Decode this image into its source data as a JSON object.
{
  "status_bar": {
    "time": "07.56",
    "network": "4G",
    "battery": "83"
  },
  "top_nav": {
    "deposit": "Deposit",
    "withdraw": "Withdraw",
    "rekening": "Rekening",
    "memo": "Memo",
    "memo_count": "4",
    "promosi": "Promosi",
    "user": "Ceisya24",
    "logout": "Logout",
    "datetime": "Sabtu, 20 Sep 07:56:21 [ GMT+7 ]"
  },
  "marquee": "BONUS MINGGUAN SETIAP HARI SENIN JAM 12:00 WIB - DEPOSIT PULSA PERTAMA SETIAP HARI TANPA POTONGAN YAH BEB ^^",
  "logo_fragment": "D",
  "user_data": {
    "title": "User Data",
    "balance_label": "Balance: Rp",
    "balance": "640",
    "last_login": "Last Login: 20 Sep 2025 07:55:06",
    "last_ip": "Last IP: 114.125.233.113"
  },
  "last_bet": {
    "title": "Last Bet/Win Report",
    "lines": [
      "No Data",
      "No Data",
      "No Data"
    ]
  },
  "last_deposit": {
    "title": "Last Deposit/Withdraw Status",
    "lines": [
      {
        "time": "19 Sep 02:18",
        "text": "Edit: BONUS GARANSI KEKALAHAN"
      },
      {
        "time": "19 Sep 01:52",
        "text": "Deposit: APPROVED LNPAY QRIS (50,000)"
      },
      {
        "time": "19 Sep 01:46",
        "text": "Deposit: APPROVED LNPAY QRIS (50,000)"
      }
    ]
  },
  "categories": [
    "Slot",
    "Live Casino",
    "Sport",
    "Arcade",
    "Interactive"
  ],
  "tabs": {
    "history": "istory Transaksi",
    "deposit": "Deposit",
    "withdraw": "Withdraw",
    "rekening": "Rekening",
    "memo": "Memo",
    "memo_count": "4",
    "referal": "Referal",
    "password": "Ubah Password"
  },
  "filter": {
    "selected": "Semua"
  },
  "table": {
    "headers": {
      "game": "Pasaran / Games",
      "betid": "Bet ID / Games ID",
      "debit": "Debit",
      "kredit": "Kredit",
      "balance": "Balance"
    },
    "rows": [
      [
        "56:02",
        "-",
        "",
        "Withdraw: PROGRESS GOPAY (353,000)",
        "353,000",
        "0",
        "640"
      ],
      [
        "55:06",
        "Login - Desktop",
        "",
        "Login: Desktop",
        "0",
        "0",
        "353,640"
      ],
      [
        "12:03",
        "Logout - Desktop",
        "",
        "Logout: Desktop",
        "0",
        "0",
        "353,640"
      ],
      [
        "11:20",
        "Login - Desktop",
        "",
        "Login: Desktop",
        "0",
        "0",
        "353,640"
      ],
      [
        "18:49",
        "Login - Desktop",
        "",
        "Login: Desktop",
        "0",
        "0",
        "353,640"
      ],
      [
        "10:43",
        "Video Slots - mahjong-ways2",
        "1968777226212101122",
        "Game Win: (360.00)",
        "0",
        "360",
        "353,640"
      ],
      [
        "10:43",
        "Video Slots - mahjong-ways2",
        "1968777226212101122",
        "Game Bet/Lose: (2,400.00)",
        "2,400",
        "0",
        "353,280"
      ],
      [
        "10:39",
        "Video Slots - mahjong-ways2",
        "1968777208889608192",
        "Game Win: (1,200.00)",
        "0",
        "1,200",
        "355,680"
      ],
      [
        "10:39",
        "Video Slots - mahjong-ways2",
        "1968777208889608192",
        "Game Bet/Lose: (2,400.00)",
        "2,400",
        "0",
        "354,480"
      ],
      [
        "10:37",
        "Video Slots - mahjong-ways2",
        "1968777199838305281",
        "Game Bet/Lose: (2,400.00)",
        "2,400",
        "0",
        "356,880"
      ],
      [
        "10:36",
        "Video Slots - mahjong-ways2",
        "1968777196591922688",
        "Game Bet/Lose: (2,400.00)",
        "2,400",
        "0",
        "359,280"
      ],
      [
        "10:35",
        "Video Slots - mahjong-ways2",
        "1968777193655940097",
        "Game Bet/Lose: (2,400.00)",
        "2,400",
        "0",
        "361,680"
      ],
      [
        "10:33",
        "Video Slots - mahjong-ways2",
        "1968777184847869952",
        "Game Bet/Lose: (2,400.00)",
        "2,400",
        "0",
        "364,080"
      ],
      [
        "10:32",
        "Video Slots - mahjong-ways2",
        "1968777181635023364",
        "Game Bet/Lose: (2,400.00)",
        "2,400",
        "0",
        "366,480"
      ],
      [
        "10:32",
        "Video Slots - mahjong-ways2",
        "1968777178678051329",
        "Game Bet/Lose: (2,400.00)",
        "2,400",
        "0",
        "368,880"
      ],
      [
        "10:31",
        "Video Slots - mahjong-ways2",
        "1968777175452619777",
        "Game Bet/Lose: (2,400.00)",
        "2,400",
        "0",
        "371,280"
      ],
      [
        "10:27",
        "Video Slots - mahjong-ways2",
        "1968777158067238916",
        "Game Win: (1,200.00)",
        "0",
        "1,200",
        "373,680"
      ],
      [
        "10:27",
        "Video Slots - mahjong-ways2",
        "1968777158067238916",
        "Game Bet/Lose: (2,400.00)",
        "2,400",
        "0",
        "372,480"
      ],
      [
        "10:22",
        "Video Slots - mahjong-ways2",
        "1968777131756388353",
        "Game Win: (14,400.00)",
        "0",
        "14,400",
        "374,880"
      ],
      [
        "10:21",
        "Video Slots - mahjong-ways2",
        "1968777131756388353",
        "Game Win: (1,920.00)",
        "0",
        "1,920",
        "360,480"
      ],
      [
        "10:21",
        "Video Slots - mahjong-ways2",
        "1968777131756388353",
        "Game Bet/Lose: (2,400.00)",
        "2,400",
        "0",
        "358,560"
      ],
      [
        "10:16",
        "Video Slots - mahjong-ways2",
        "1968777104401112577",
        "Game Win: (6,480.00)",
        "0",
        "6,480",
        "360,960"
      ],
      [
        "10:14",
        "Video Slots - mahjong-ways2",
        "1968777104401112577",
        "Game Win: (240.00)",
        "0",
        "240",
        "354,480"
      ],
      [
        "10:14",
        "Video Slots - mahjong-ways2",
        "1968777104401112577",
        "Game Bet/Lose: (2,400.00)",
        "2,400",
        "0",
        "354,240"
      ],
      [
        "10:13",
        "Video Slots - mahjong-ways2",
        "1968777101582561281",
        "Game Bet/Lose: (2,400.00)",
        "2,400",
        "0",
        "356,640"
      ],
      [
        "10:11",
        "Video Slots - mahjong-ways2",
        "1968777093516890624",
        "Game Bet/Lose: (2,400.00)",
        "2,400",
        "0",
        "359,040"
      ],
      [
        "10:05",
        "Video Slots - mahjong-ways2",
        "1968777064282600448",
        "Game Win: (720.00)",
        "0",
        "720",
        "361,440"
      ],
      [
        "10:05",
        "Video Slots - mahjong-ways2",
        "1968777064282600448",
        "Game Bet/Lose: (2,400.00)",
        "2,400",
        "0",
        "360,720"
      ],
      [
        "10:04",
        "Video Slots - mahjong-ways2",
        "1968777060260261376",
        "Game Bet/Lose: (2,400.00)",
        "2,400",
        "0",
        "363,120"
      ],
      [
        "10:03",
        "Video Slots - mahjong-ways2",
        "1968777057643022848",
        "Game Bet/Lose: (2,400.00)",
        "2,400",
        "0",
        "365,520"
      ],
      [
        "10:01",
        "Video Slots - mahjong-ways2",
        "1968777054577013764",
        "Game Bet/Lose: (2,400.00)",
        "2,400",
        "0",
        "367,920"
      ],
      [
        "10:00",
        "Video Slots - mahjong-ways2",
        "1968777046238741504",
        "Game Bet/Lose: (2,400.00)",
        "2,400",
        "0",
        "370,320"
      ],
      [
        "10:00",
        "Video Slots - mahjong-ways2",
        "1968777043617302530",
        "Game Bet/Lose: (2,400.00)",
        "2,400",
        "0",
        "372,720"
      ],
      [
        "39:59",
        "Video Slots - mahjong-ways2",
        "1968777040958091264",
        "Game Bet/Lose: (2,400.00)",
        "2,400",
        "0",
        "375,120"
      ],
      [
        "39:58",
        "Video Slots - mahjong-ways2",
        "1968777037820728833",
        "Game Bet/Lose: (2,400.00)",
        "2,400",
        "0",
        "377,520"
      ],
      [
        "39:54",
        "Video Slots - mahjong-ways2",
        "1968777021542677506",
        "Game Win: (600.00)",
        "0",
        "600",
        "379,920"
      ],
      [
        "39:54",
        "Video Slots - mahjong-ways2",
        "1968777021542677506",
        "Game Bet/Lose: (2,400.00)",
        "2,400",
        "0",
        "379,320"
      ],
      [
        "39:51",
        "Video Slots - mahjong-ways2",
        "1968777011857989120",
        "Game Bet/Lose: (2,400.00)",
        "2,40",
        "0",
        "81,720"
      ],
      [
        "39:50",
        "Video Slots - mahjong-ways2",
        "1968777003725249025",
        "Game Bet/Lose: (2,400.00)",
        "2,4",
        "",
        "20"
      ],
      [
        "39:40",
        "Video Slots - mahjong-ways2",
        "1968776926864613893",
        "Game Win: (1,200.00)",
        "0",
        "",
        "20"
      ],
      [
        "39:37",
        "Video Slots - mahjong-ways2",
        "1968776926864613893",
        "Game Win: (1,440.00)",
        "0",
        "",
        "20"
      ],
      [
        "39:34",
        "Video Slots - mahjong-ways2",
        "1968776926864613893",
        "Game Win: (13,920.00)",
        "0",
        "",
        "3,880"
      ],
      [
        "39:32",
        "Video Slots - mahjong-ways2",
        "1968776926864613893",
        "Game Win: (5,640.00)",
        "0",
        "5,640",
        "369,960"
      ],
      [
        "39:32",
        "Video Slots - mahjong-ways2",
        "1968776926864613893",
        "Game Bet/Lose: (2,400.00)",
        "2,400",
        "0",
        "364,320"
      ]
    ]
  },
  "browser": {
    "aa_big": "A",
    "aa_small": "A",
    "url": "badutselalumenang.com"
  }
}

====

◆ Requirement ◆
Count up every line above that has the word "Games" in it; answer with the number alone.

◆ Exercise output ◆
2